- _Source data_
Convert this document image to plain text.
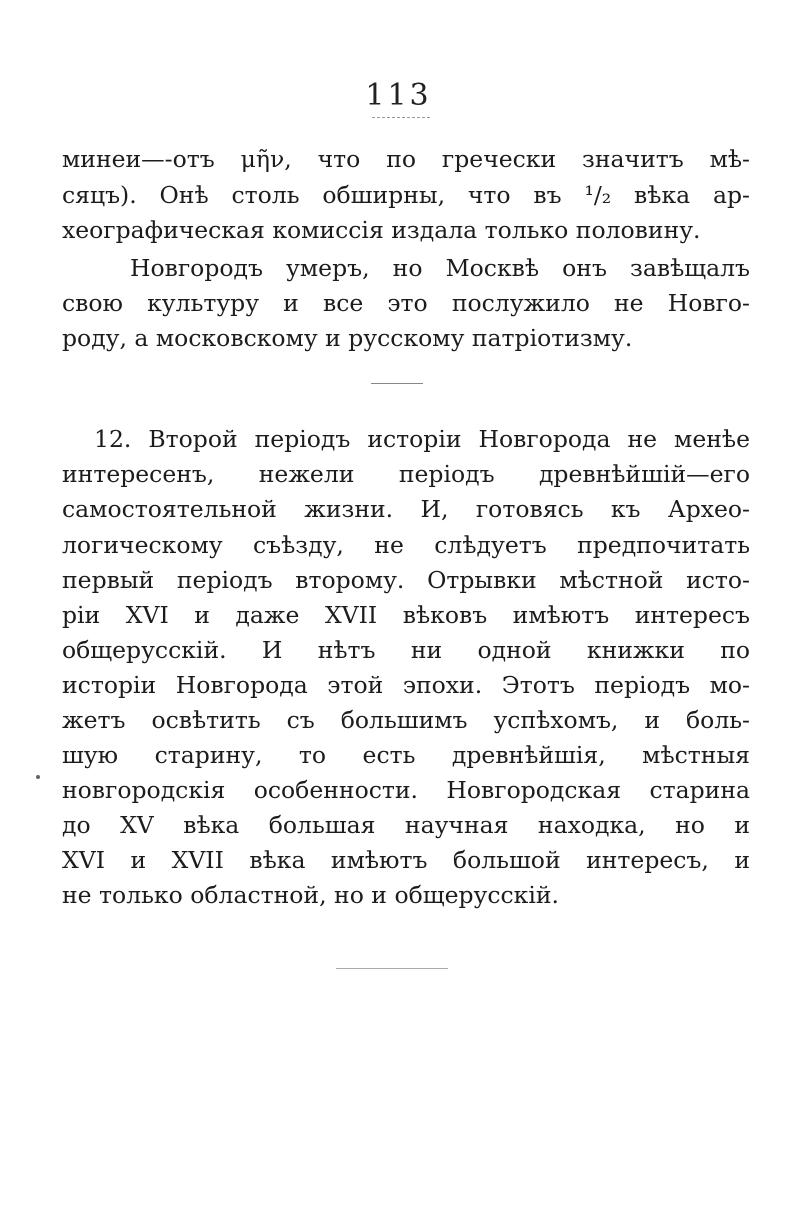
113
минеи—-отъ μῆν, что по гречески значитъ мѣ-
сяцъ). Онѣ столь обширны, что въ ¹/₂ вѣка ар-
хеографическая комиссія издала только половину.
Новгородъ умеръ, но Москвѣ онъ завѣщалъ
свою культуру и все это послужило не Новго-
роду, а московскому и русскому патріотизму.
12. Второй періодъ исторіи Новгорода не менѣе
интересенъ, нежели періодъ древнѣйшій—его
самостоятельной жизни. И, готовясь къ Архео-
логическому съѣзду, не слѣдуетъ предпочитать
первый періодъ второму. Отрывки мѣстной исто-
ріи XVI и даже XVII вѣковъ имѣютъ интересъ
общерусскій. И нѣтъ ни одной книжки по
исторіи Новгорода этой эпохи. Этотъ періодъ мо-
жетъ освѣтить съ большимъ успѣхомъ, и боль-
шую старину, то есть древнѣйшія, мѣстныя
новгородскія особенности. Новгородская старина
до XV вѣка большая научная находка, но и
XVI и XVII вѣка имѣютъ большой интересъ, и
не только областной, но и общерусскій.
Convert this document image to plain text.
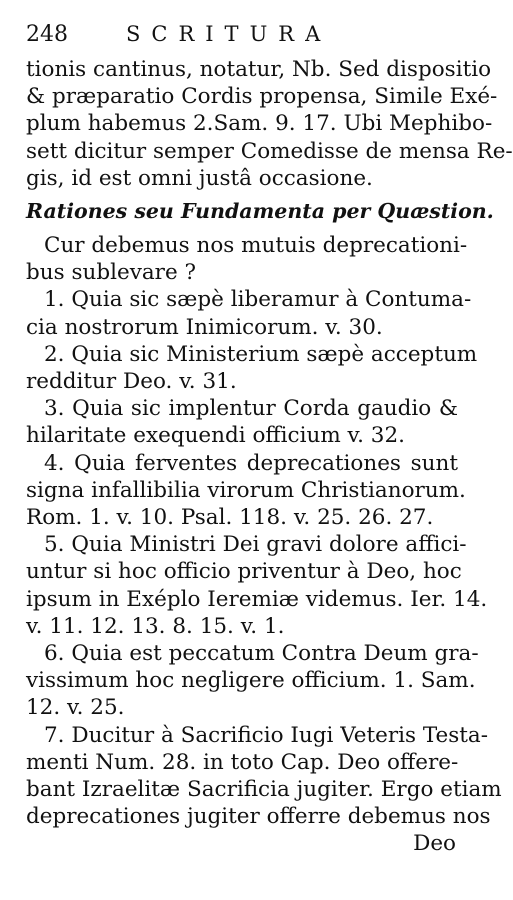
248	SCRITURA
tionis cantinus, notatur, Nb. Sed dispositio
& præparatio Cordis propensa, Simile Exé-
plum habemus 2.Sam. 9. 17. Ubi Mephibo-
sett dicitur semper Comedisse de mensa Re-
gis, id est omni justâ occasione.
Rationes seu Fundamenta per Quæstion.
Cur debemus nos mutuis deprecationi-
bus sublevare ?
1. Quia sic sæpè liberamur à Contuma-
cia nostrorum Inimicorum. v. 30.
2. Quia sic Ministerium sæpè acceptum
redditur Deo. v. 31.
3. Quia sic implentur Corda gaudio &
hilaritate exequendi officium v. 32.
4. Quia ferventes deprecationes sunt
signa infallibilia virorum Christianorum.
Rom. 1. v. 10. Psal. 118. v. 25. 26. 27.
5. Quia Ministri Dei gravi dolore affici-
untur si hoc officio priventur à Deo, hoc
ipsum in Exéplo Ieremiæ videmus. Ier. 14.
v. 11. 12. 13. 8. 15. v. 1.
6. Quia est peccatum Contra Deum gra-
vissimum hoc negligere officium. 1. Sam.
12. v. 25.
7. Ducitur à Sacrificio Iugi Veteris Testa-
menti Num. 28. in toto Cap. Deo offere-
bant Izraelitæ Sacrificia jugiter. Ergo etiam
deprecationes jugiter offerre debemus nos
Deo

- _TASK_
Search the lines above for the string "вѣка", then show every one that has it.

- _EXERCISE RESPONSE_
сяцъ). Онѣ столь обширны, что въ ¹/₂ вѣка ар-
до XV вѣка большая научная находка, но и
XVI и XVII вѣка имѣютъ большой интересъ, и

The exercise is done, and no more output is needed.